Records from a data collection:
____

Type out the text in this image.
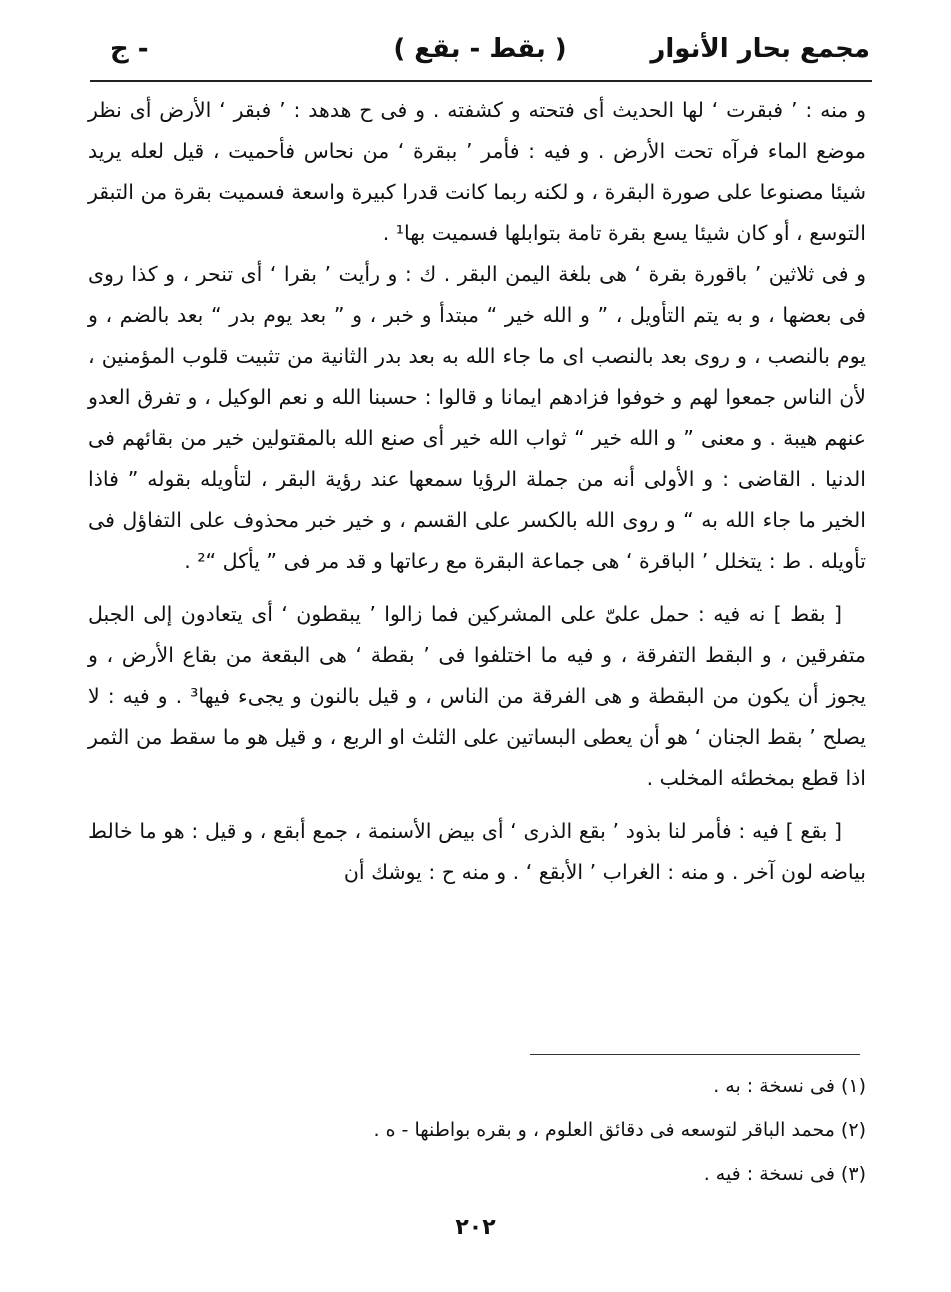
مجمع بحار الأنوار
( بقط - بقع )
ج -

و منه : ’ فبقرت ‘ لها الحديث أى فتحته و كشفته . و فى ح هدهد : ’ فبقر ‘ الأرض أى نظر موضع الماء فرآه تحت الأرض . و فيه : فأمر ’ ببقرة ‘ من نحاس فأحميت ، قيل لعله يريد شيئا مصنوعا على صورة البقرة ، و لكنه ربما كانت قدرا كبيرة واسعة فسميت بقرة من التبقر التوسع ، أو كان شيئا يسع بقرة تامة بتوابلها فسميت بها¹ .

و فى ثلاثين ’ باقورة بقرة ‘ هى بلغة اليمن البقر . ك : و رأيت ’ بقرا ‘ أى تنحر ، و كذا روى فى بعضها ، و به يتم التأويل ، ” و الله خير “ مبتدأ و خبر ، و ” بعد يوم بدر “ بعد بالضم ، و يوم بالنصب ، و روى بعد بالنصب اى ما جاء الله به بعد بدر الثانية من تثبيت قلوب المؤمنين ، لأن الناس جمعوا لهم و خوفوا فزادهم ايمانا و قالوا : حسبنا الله و نعم الوكيل ، و تفرق العدو عنهم هيبة . و معنى ” و الله خير “ ثواب الله خير أى صنع الله بالمقتولين خير من بقائهم فى الدنيا . القاضى : و الأولى أنه من جملة الرؤيا سمعها عند رؤية البقر ، لتأويله بقوله ” فاذا الخير ما جاء الله به “ و روى الله بالكسر على القسم ، و خير خبر محذوف على التفاؤل فى تأويله . ط : يتخلل ’ الباقرة ‘ هى جماعة البقرة مع رعاتها و قد مر فى ” يأكل “² .

[ بقط ] نه فيه : حمل علىّ على المشركين فما زالوا ’ يبقطون ‘ أى يتعادون إلى الجبل متفرقين ، و البقط التفرقة ، و فيه ما اختلفوا فى ’ بقطة ‘ هى البقعة من بقاع الأرض ، و يجوز أن يكون من البقطة و هى الفرقة من الناس ، و قيل بالنون و يجىء فيها³ . و فيه : لا يصلح ’ بقط الجنان ‘ هو أن يعطى البساتين على الثلث او الربع ، و قيل هو ما سقط من الثمر اذا قطع بمخطئه المخلب .

[ بقع ] فيه : فأمر لنا بذود ’ بقع الذرى ‘ أى بيض الأسنمة ، جمع أبقع ، و قيل : هو ما خالط بياضه لون آخر . و منه : الغراب ’ الأبقع ‘ . و منه ح : يوشك أن

(١) فى نسخة : به .

(٢) محمد الباقر لتوسعه فى دقائق العلوم ، و بقره بواطنها - ه .

(٣) فى نسخة : فيه .

٢٠٢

____

• [TASK STATEMENT]
Pick out the lines that include the word "البقرة" and write them out.

• [THE ANSWER]
و منه : ’ فبقرت ‘ لها الحديث أى فتحته و كشفته . و فى ح هدهد : ’ فبقر ‘ الأرض أى نظر موضع الماء فرآه تحت الأرض . و فيه : فأمر ’ ببقرة ‘ من نحاس فأحميت ، قيل لعله يريد شيئا مصنوعا على صورة البقرة ، و لكنه ربما كانت قدرا كبيرة واسعة فسميت بقرة من التبقر التوسع ، أو كان شيئا يسع بقرة تامة بتوابلها فسميت بها¹ .
و فى ثلاثين ’ باقورة بقرة ‘ هى بلغة اليمن البقر . ك : و رأيت ’ بقرا ‘ أى تنحر ، و كذا روى فى بعضها ، و به يتم التأويل ، ” و الله خير “ مبتدأ و خبر ، و ” بعد يوم بدر “ بعد بالضم ، و يوم بالنصب ، و روى بعد بالنصب اى ما جاء الله به بعد بدر الثانية من تثبيت قلوب المؤمنين ، لأن الناس جمعوا لهم و خوفوا فزادهم ايمانا و قالوا : حسبنا الله و نعم الوكيل ، و تفرق العدو عنهم هيبة . و معنى ” و الله خير “ ثواب الله خير أى صنع الله بالمقتولين خير من بقائهم فى الدنيا . القاضى : و الأولى أنه من جملة الرؤيا سمعها عند رؤية البقر ، لتأويله بقوله ” فاذا الخير ما جاء الله به “ و روى الله بالكسر على القسم ، و خير خبر محذوف على التفاؤل فى تأويله . ط : يتخلل ’ الباقرة ‘ هى جماعة البقرة مع رعاتها و قد مر فى ” يأكل “² .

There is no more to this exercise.